What the task requires:
Copy out every record below with complete accuracy.

Dataset start

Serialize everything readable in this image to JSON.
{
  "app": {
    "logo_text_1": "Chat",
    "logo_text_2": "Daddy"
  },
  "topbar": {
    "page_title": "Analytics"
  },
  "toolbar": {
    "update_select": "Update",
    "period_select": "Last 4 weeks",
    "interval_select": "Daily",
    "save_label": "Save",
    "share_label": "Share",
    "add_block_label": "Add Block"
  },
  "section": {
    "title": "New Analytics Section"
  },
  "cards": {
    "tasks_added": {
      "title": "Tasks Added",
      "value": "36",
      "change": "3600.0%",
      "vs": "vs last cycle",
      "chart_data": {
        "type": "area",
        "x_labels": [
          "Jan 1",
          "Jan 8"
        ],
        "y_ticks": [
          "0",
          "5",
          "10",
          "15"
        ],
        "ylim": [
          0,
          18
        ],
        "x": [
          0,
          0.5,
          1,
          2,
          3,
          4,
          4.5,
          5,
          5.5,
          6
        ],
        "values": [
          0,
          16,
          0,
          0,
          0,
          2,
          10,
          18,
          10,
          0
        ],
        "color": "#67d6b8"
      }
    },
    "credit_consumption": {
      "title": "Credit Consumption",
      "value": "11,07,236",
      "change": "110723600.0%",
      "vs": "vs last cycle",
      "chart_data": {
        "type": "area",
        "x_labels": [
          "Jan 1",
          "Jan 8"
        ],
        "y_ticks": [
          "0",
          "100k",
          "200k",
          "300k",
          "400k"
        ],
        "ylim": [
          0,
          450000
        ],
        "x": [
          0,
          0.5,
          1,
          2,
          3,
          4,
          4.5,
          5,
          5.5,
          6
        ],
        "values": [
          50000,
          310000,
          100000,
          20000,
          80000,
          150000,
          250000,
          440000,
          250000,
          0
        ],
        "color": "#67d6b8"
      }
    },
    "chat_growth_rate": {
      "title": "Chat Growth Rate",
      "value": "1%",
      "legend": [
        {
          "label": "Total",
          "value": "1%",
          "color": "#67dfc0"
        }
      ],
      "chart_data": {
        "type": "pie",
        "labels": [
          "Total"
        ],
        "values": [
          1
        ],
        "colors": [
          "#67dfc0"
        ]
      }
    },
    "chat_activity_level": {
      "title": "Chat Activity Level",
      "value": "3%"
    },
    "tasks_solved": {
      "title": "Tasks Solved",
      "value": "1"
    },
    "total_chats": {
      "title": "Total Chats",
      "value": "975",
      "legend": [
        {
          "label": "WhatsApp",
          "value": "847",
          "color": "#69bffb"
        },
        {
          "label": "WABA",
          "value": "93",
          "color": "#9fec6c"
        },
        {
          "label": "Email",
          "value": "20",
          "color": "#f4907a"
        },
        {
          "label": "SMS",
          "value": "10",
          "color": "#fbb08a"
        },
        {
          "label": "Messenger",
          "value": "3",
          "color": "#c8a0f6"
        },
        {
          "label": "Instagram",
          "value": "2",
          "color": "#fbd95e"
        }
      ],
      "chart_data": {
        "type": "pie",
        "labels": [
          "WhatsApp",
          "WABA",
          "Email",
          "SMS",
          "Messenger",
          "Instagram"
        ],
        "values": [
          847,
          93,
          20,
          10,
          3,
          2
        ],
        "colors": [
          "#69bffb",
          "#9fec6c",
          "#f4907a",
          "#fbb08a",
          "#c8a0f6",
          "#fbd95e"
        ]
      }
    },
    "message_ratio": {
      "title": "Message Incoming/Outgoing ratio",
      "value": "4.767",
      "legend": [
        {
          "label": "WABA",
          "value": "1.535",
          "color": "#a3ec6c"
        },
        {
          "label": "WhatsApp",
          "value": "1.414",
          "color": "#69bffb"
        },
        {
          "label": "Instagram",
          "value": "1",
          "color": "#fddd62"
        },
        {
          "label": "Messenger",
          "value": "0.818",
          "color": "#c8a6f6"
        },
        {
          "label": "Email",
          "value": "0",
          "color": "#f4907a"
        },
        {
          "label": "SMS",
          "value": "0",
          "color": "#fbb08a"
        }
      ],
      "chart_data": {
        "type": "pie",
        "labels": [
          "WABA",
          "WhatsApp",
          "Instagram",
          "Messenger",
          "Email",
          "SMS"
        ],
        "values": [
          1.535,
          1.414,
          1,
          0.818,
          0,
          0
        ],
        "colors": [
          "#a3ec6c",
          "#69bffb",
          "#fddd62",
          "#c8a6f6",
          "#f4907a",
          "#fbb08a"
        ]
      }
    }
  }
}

Dataset end

Result for this task:
Serialize everything readable in this image to JSON.
{
  "app": {
    "logo_text_1": "Chat",
    "logo_text_2": "Daddy"
  },
  "topbar": {
    "page_title": "Analytics"
  },
  "toolbar": {
    "update_select": "Update",
    "period_select": "Last 4 weeks",
    "interval_select": "Daily",
    "save_label": "Save",
    "share_label": "Share",
    "add_block_label": "Add Block"
  },
  "section": {
    "title": "New Analytics Section"
  },
  "cards": {
    "tasks_added": {
      "title": "Tasks Added",
      "value": "36",
      "change": "3600.0%",
      "vs": "vs last cycle",
      "chart_data": {
        "type": "area",
        "x_labels": [
          "Jan 1",
          "Jan 8"
        ],
        "y_ticks": [
          "0",
          "5",
          "10",
          "15"
        ],
        "ylim": [
          0,
          18
        ],
        "x": [
          0,
          0.5,
          1,
          2,
          3,
          4,
          4.5,
          5,
          5.5,
          6
        ],
        "values": [
          0,
          16,
          0,
          0,
          0,
          2,
          10,
          18,
          10,
          0
        ],
        "color": "#67d6b8"
      }
    },
    "credit_consumption": {
      "title": "Credit Consumption",
      "value": "11,07,236",
      "change": "110723600.0%",
      "vs": "vs last cycle",
      "chart_data": {
        "type": "area",
        "x_labels": [
          "Jan 1",
          "Jan 8"
        ],
        "y_ticks": [
          "0",
          "100k",
          "200k",
          "300k",
          "400k"
        ],
        "ylim": [
          0,
          450000
        ],
        "x": [
          0,
          0.5,
          1,
          2,
          3,
          4,
          4.5,
          5,
          5.5,
          6
        ],
        "values": [
          50000,
          310000,
          100000,
          20000,
          80000,
          150000,
          250000,
          440000,
          250000,
          0
        ],
        "color": "#67d6b8"
      }
    },
    "chat_growth_rate": {
      "title": "Chat Growth Rate",
      "value": "1%",
      "legend": [
        {
          "label": "Total",
          "value": "1%",
          "color": "#67dfc0"
        }
      ],
      "chart_data": {
        "type": "pie",
        "labels": [
          "Total"
        ],
        "values": [
          1
        ],
        "colors": [
          "#67dfc0"
        ]
      }
    },
    "chat_activity_level": {
      "title": "Chat Activity Level",
      "value": "3%"
    },
    "tasks_solved": {
      "title": "Tasks Solved",
      "value": "1"
    },
    "total_chats": {
      "title": "Total Chats",
      "value": "975",
      "legend": [
        {
          "label": "WhatsApp",
          "value": "847",
          "color": "#69bffb"
        },
        {
          "label": "WABA",
          "value": "93",
          "color": "#9fec6c"
        },
        {
          "label": "Email",
          "value": "20",
          "color": "#f4907a"
        },
        {
          "label": "SMS",
          "value": "10",
          "color": "#fbb08a"
        },
        {
          "label": "Messenger",
          "value": "3",
          "color": "#c8a0f6"
        },
        {
          "label": "Instagram",
          "value": "2",
          "color": "#fbd95e"
        }
      ],
      "chart_data": {
        "type": "pie",
        "labels": [
          "WhatsApp",
          "WABA",
          "Email",
          "SMS",
          "Messenger",
          "Instagram"
        ],
        "values": [
          847,
          93,
          20,
          10,
          3,
          2
        ],
        "colors": [
          "#69bffb",
          "#9fec6c",
          "#f4907a",
          "#fbb08a",
          "#c8a0f6",
          "#fbd95e"
        ]
      }
    },
    "message_ratio": {
      "title": "Message Incoming/Outgoing ratio",
      "value": "4.767",
      "legend": [
        {
          "label": "WABA",
          "value": "1.535",
          "color": "#a3ec6c"
        },
        {
          "label": "WhatsApp",
          "value": "1.414",
          "color": "#69bffb"
        },
        {
          "label": "Instagram",
          "value": "1",
          "color": "#fddd62"
        },
        {
          "label": "Messenger",
          "value": "0.818",
          "color": "#c8a6f6"
        },
        {
          "label": "Email",
          "value": "0",
          "color": "#f4907a"
        },
        {
          "label": "SMS",
          "value": "0",
          "color": "#fbb08a"
        }
      ],
      "chart_data": {
        "type": "pie",
        "labels": [
          "WABA",
          "WhatsApp",
          "Instagram",
          "Messenger",
          "Email",
          "SMS"
        ],
        "values": [
          1.535,
          1.414,
          1,
          0.818,
          0,
          0
        ],
        "colors": [
          "#a3ec6c",
          "#69bffb",
          "#fddd62",
          "#c8a6f6",
          "#f4907a",
          "#fbb08a"
        ]
      }
    }
  }
}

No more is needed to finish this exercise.